Material provided:
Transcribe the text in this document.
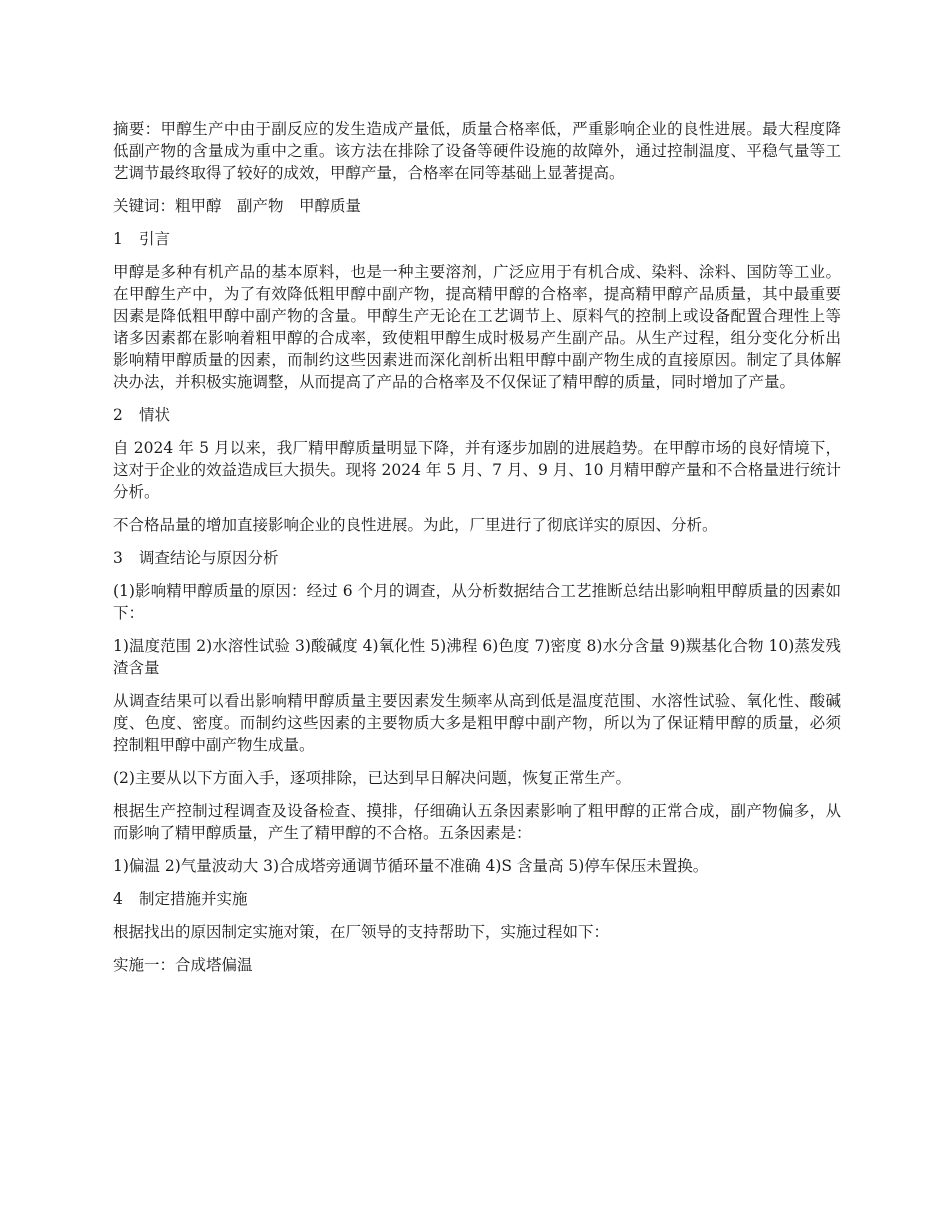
摘要：甲醇生产中由于副反应的发生造成产量低，质量合格率低，严重影响企业的良性进展。最大程度降低副产物的含量成为重中之重。该方法在排除了设备等硬件设施的故障外，通过控制温度、平稳气量等工艺调节最终取得了较好的成效，甲醇产量，合格率在同等基础上显著提高。

关键词：粗甲醇　副产物　甲醇质量

1 引言

甲醇是多种有机产品的基本原料，也是一种主要溶剂，广泛应用于有机合成、染料、涂料、国防等工业。在甲醇生产中，为了有效降低粗甲醇中副产物，提高精甲醇的合格率，提高精甲醇产品质量，其中最重要因素是降低粗甲醇中副产物的含量。甲醇生产无论在工艺调节上、原料气的控制上或设备配置合理性上等诸多因素都在影响着粗甲醇的合成率，致使粗甲醇生成时极易产生副产品。从生产过程，组分变化分析出影响精甲醇质量的因素，而制约这些因素进而深化剖析出粗甲醇中副产物生成的直接原因。制定了具体解决办法，并积极实施调整，从而提高了产品的合格率及不仅保证了精甲醇的质量，同时增加了产量。

2 情状

自 2024 年 5 月以来，我厂精甲醇质量明显下降，并有逐步加剧的进展趋势。在甲醇市场的良好情境下，这对于企业的效益造成巨大损失。现将 2024 年 5 月、7 月、9 月、10 月精甲醇产量和不合格量进行统计分析。

不合格品量的增加直接影响企业的良性进展。为此，厂里进行了彻底详实的原因、分析。

3 调查结论与原因分析

(1)影响精甲醇质量的原因：经过 6 个月的调查，从分析数据结合工艺推断总结出影响粗甲醇质量的因素如下：

1)温度范围 2)水溶性试验 3)酸碱度 4)氧化性 5)沸程 6)色度 7)密度 8)水分含量 9)羰基化合物 10)蒸发残渣含量

从调查结果可以看出影响精甲醇质量主要因素发生频率从高到低是温度范围、水溶性试验、氧化性、酸碱度、色度、密度。而制约这些因素的主要物质大多是粗甲醇中副产物，所以为了保证精甲醇的质量，必须控制粗甲醇中副产物生成量。

(2)主要从以下方面入手，逐项排除，已达到早日解决问题，恢复正常生产。

根据生产控制过程调查及设备检查、摸排，仔细确认五条因素影响了粗甲醇的正常合成，副产物偏多，从而影响了精甲醇质量，产生了精甲醇的不合格。五条因素是：

1)偏温 2)气量波动大 3)合成塔旁通调节循环量不准确 4)S 含量高 5)停车保压未置换。

4 制定措施并实施

根据找出的原因制定实施对策，在厂领导的支持帮助下，实施过程如下：

实施一：合成塔偏温
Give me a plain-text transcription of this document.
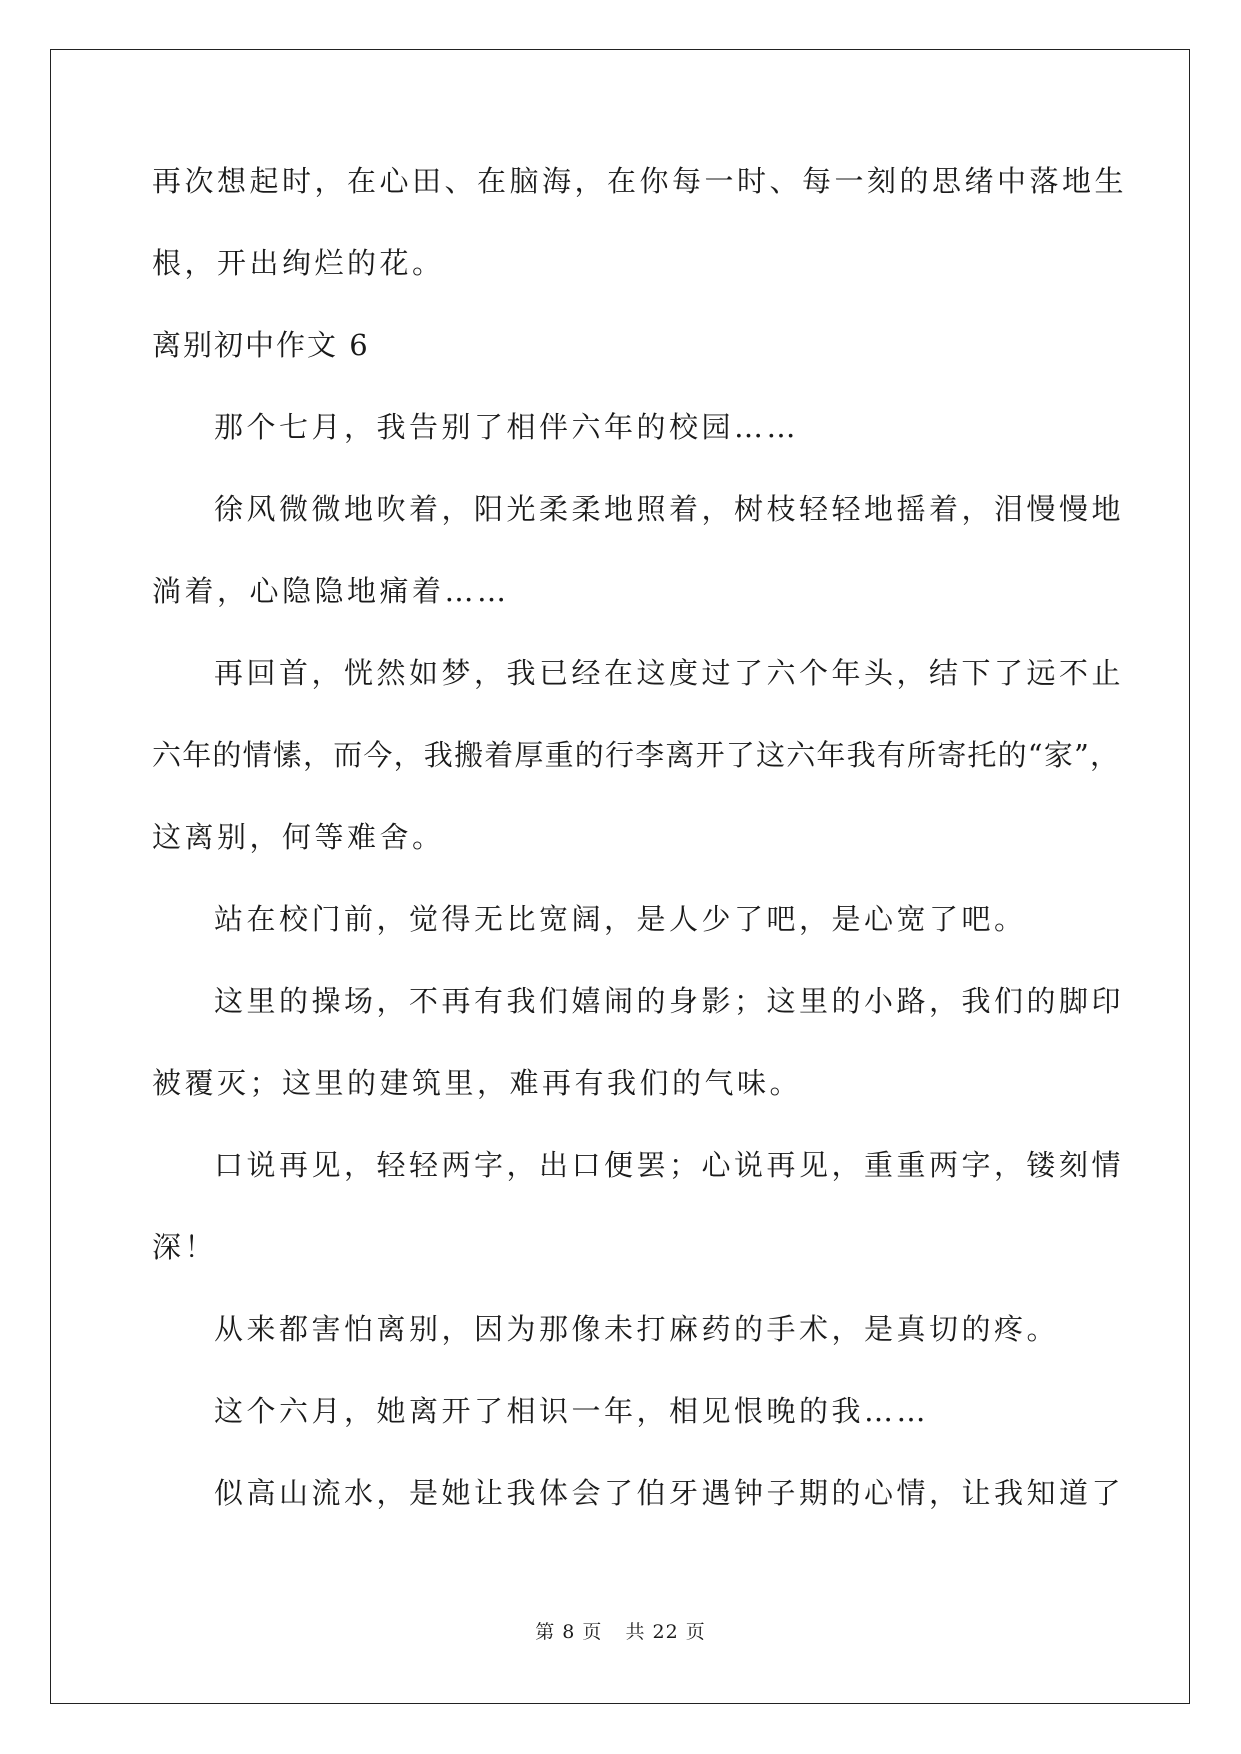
再次想起时，在心田、在脑海，在你每一时、每一刻的思绪中落地生
根，开出绚烂的花。
离别初中作文 6
那个七月，我告别了相伴六年的校园……
徐风微微地吹着，阳光柔柔地照着，树枝轻轻地摇着，泪慢慢地
淌着，心隐隐地痛着……
再回首，恍然如梦，我已经在这度过了六个年头，结下了远不止
六年的情愫，而今，我搬着厚重的行李离开了这六年我有所寄托的“家”，
这离别，何等难舍。
站在校门前，觉得无比宽阔，是人少了吧，是心宽了吧。
这里的操场，不再有我们嬉闹的身影；这里的小路，我们的脚印
被覆灭；这里的建筑里，难再有我们的气味。
口说再见，轻轻两字，出口便罢；心说再见，重重两字，镂刻情
深！
从来都害怕离别，因为那像未打麻药的手术，是真切的疼。
这个六月，她离开了相识一年，相见恨晚的我……
似高山流水，是她让我体会了伯牙遇钟子期的心情，让我知道了
第 8 页 共 22 页
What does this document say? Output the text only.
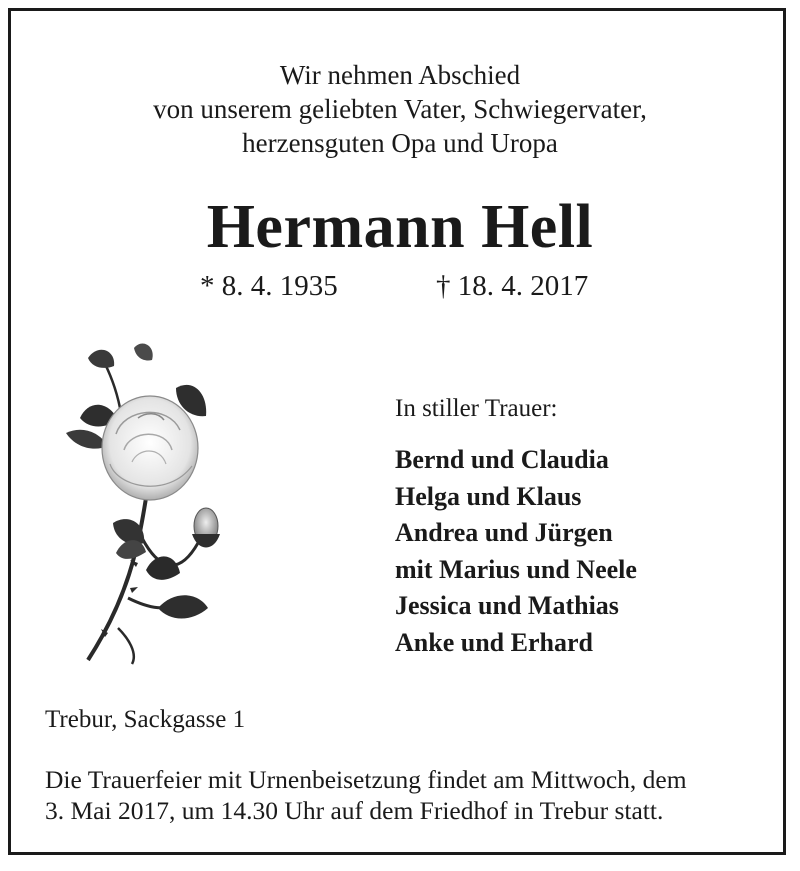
Wir nehmen Abschied
von unserem geliebten Vater, Schwiegervater,
herzensguten Opa und Uropa
Hermann Hell
* 8. 4. 1935	† 18. 4. 2017
In stiller Trauer:
Bernd und Claudia
Helga und Klaus
Andrea und Jürgen
mit Marius und Neele
Jessica und Mathias
Anke und Erhard
Trebur, Sackgasse 1
Die Trauerfeier mit Urnenbeisetzung findet am Mittwoch, dem
3. Mai 2017, um 14.30 Uhr auf dem Friedhof in Trebur statt.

What the task asks:
Repeat the material verbatim. Do not carry over any picture.

Response:
Transcribe the text in this document.
摘要：甲醇生产中由于副反应的发生造成产量低，质量合格率低，严重影响企业的良性进展。最大程度降低副产物的含量成为重中之重。该方法在排除了设备等硬件设施的故障外，通过控制温度、平稳气量等工艺调节最终取得了较好的成效，甲醇产量，合格率在同等基础上显著提高。

关键词：粗甲醇　副产物　甲醇质量

1 引言

甲醇是多种有机产品的基本原料，也是一种主要溶剂，广泛应用于有机合成、染料、涂料、国防等工业。在甲醇生产中，为了有效降低粗甲醇中副产物，提高精甲醇的合格率，提高精甲醇产品质量，其中最重要因素是降低粗甲醇中副产物的含量。甲醇生产无论在工艺调节上、原料气的控制上或设备配置合理性上等诸多因素都在影响着粗甲醇的合成率，致使粗甲醇生成时极易产生副产品。从生产过程，组分变化分析出影响精甲醇质量的因素，而制约这些因素进而深化剖析出粗甲醇中副产物生成的直接原因。制定了具体解决办法，并积极实施调整，从而提高了产品的合格率及不仅保证了精甲醇的质量，同时增加了产量。

2 情状

自 2024 年 5 月以来，我厂精甲醇质量明显下降，并有逐步加剧的进展趋势。在甲醇市场的良好情境下，这对于企业的效益造成巨大损失。现将 2024 年 5 月、7 月、9 月、10 月精甲醇产量和不合格量进行统计分析。

不合格品量的增加直接影响企业的良性进展。为此，厂里进行了彻底详实的原因、分析。

3 调查结论与原因分析

(1)影响精甲醇质量的原因：经过 6 个月的调查，从分析数据结合工艺推断总结出影响粗甲醇质量的因素如下：

1)温度范围 2)水溶性试验 3)酸碱度 4)氧化性 5)沸程 6)色度 7)密度 8)水分含量 9)羰基化合物 10)蒸发残渣含量

从调查结果可以看出影响精甲醇质量主要因素发生频率从高到低是温度范围、水溶性试验、氧化性、酸碱度、色度、密度。而制约这些因素的主要物质大多是粗甲醇中副产物，所以为了保证精甲醇的质量，必须控制粗甲醇中副产物生成量。

(2)主要从以下方面入手，逐项排除，已达到早日解决问题，恢复正常生产。

根据生产控制过程调查及设备检查、摸排，仔细确认五条因素影响了粗甲醇的正常合成，副产物偏多，从而影响了精甲醇质量，产生了精甲醇的不合格。五条因素是：

1)偏温 2)气量波动大 3)合成塔旁通调节循环量不准确 4)S 含量高 5)停车保压未置换。

4 制定措施并实施

根据找出的原因制定实施对策，在厂领导的支持帮助下，实施过程如下：

实施一：合成塔偏温
Give me a plain-text transcription of this document.
再次想起时，在心田、在脑海，在你每一时、每一刻的思绪中落地生
根，开出绚烂的花。
离别初中作文 6
那个七月，我告别了相伴六年的校园……
徐风微微地吹着，阳光柔柔地照着，树枝轻轻地摇着，泪慢慢地
淌着，心隐隐地痛着……
再回首，恍然如梦，我已经在这度过了六个年头，结下了远不止
六年的情愫，而今，我搬着厚重的行李离开了这六年我有所寄托的“家”，
这离别，何等难舍。
站在校门前，觉得无比宽阔，是人少了吧，是心宽了吧。
这里的操场，不再有我们嬉闹的身影；这里的小路，我们的脚印
被覆灭；这里的建筑里，难再有我们的气味。
口说再见，轻轻两字，出口便罢；心说再见，重重两字，镂刻情
深！
从来都害怕离别，因为那像未打麻药的手术，是真切的疼。
这个六月，她离开了相识一年，相见恨晚的我……
似高山流水，是她让我体会了伯牙遇钟子期的心情，让我知道了
第 8 页 共 22 页
What does this document say? Output the text only.
Wir nehmen Abschied
von unserem geliebten Vater, Schwiegervater,
herzensguten Opa und Uropa
Hermann Hell
* 8. 4. 1935	† 18. 4. 2017
In stiller Trauer:
Bernd und Claudia
Helga und Klaus
Andrea und Jürgen
mit Marius und Neele
Jessica und Mathias
Anke und Erhard
Trebur, Sackgasse 1
Die Trauerfeier mit Urnenbeisetzung findet am Mittwoch, dem
3. Mai 2017, um 14.30 Uhr auf dem Friedhof in Trebur statt.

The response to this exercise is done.